TASK DETAILS: In the entries that follow, how many lines hold the string "объектов"? Give only that number.

Items from a dataset
● ● ● ● ● ● ●

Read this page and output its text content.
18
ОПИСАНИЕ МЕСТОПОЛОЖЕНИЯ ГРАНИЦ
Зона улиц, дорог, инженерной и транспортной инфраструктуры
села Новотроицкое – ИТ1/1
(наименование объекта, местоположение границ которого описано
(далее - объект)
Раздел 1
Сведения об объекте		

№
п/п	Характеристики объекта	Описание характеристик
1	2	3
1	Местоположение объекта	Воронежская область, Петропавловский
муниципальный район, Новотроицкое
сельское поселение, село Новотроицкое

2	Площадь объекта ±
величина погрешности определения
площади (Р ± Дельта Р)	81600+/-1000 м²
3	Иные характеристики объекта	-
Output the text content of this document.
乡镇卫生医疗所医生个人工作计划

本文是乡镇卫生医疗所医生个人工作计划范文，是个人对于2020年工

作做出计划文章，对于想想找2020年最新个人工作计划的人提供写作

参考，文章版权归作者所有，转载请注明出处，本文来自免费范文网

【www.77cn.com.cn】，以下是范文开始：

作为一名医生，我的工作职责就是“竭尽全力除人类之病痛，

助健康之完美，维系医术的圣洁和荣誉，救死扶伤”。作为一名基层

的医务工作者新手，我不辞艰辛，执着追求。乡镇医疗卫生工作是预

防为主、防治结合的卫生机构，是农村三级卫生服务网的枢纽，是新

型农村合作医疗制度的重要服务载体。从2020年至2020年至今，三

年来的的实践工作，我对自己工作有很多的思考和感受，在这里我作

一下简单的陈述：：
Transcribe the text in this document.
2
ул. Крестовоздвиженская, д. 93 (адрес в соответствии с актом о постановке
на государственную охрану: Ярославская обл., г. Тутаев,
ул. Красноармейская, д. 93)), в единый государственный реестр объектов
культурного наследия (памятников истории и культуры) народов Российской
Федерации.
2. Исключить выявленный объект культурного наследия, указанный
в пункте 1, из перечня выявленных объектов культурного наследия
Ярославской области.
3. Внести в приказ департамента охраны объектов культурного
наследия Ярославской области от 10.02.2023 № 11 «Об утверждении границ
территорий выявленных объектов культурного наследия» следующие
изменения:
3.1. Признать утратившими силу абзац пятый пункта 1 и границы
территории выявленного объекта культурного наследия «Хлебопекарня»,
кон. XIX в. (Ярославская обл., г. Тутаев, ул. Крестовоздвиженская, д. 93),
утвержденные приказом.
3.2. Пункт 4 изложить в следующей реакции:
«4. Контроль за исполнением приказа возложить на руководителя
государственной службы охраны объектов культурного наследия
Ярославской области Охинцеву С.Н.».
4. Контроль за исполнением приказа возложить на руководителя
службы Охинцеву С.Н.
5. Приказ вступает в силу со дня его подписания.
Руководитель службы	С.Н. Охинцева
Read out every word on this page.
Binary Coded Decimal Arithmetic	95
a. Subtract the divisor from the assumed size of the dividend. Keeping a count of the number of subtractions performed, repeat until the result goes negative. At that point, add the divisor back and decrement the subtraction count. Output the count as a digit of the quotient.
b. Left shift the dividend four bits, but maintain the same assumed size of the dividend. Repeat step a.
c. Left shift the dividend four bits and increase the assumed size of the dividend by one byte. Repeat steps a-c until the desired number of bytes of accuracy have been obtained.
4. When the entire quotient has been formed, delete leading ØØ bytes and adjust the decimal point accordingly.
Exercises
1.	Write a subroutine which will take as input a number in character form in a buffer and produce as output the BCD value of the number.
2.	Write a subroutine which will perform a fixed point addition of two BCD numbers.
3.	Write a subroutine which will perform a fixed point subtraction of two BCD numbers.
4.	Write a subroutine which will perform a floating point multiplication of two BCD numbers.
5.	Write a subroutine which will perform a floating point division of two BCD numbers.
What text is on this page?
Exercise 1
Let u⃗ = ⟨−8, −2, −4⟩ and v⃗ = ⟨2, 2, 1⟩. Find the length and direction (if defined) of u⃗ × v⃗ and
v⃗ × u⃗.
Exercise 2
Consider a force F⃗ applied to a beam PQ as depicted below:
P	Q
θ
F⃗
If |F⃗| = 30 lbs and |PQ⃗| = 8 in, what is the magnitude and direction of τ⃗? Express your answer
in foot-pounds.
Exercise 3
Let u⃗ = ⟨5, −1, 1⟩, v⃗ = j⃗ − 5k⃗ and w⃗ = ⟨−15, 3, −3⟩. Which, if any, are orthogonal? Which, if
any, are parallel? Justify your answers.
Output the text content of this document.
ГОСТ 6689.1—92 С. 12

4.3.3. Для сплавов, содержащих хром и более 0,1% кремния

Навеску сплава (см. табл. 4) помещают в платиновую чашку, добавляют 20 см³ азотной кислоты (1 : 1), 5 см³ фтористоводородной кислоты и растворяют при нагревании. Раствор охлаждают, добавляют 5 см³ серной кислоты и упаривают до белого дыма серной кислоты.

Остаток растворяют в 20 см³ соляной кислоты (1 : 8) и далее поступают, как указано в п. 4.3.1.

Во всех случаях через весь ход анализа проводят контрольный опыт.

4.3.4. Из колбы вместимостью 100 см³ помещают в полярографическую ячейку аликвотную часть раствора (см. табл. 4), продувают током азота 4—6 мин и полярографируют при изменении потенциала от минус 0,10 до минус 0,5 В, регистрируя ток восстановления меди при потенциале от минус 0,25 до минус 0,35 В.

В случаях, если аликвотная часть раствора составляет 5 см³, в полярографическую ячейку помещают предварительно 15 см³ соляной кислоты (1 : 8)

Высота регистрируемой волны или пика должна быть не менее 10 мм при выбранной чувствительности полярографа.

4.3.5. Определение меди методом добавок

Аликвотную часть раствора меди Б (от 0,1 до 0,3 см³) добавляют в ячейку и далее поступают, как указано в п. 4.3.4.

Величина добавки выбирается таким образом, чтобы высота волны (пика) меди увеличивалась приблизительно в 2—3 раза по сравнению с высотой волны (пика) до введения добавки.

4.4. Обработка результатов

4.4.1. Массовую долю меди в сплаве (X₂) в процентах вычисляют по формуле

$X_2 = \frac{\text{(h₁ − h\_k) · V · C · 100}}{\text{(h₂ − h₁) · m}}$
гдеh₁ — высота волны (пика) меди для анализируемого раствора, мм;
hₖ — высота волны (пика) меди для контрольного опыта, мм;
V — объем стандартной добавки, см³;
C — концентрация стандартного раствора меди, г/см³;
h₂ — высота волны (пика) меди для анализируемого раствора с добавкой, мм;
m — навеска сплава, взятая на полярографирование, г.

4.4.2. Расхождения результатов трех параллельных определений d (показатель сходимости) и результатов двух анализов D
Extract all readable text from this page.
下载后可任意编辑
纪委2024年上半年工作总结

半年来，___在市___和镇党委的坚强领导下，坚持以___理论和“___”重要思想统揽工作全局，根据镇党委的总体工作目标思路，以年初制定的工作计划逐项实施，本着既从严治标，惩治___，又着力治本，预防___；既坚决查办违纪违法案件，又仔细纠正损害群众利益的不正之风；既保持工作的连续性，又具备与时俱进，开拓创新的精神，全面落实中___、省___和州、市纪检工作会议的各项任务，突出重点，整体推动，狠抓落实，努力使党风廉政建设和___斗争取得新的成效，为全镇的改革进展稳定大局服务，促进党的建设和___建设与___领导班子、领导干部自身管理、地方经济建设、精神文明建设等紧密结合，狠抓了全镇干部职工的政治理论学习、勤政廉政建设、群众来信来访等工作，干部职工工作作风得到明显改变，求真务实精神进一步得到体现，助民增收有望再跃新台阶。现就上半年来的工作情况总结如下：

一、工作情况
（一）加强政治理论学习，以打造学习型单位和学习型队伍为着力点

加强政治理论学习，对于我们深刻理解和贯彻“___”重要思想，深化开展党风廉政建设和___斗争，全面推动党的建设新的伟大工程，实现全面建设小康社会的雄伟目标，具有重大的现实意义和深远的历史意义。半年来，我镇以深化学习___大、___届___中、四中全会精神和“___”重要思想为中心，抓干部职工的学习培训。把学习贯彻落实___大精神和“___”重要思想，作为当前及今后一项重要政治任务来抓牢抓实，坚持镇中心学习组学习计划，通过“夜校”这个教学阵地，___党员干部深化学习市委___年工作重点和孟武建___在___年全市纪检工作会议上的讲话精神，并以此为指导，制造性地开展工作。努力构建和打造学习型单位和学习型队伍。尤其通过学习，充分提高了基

● ● ● ● ● ● ●

SOLUTION FOR THIS EXERCISE: 5